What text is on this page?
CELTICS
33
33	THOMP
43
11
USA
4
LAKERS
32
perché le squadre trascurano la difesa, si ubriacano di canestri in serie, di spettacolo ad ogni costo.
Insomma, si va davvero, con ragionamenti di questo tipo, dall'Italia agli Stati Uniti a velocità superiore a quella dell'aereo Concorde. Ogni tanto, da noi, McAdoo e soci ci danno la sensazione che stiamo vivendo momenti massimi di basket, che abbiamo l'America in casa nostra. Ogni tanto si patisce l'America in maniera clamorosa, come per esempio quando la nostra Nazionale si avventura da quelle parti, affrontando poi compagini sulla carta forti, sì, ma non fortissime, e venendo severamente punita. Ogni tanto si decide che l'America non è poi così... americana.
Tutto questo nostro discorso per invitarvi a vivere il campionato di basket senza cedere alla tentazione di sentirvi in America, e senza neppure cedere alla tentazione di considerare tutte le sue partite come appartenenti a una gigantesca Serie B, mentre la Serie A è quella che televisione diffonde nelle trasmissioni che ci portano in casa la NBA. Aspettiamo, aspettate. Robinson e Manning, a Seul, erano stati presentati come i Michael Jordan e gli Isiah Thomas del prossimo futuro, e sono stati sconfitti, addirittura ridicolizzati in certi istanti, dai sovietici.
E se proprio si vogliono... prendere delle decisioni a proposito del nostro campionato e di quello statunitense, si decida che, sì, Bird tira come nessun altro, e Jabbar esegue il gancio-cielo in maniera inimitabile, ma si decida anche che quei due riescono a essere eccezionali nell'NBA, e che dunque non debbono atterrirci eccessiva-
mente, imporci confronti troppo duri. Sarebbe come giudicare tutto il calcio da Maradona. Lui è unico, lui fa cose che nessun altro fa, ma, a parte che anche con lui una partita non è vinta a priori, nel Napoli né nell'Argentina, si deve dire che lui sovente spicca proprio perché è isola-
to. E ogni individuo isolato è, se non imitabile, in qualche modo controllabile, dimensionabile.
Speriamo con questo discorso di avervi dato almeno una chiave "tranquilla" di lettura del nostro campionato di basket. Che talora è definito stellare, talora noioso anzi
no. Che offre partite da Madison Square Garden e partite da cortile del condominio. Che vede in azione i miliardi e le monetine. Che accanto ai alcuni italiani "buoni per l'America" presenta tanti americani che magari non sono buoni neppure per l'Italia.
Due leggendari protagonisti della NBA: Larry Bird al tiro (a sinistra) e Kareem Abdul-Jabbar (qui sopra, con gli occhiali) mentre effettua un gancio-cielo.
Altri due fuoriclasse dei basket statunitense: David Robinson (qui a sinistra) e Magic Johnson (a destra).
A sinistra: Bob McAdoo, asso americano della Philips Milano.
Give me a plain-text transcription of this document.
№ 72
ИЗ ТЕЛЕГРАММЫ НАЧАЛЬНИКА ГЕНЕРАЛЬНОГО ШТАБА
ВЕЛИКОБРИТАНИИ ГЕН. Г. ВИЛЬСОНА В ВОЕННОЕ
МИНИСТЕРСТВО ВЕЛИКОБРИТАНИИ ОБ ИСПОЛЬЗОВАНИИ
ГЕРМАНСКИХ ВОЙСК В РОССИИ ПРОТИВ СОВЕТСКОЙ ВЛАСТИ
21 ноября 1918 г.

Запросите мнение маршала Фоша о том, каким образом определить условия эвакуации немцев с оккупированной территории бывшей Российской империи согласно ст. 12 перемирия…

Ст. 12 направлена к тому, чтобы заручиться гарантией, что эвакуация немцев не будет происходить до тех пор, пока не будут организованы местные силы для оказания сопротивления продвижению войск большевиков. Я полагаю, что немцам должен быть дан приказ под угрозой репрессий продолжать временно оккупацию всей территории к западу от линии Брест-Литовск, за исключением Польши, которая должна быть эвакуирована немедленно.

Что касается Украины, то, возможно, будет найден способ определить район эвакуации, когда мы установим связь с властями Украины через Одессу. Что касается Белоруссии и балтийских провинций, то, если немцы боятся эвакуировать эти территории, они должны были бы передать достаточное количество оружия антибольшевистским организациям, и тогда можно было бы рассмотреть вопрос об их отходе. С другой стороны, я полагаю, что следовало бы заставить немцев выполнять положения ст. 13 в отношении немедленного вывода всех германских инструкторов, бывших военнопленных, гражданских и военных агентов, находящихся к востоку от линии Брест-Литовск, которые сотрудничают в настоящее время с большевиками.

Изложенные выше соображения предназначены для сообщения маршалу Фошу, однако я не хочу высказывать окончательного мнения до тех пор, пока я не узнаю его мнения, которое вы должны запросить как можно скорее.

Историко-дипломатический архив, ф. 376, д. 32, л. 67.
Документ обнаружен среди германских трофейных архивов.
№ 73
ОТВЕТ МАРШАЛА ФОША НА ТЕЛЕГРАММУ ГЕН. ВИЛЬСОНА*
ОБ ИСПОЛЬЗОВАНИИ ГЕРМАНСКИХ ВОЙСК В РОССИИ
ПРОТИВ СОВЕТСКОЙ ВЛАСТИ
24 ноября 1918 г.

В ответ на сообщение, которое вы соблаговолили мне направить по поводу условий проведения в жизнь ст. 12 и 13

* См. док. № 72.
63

**SET PROBLEM**.
Look through the entries and return every line where "anche" appears.

**WRITTEN REPLY**.
E se proprio si vogliono... prendere delle decisioni a proposito del nostro campionato e di quello statunitense, si decida che, sì, Bird tira come nessun altro, e Jabbar esegue il gancio-cielo in maniera inimitabile, ma si decida anche che quei due riescono a essere eccezionali nell'NBA, e che dunque non debbono atterrirci eccessiva-
mente, imporci confronti troppo duri. Sarebbe come giudicare tutto il calcio da Maradona. Lui è unico, lui fa cose che nessun altro fa, ma, a parte che anche con lui una partita non è vinta a priori, nel Napoli né nell'Argentina, si deve dire che lui sovente spicca proprio perché è isola-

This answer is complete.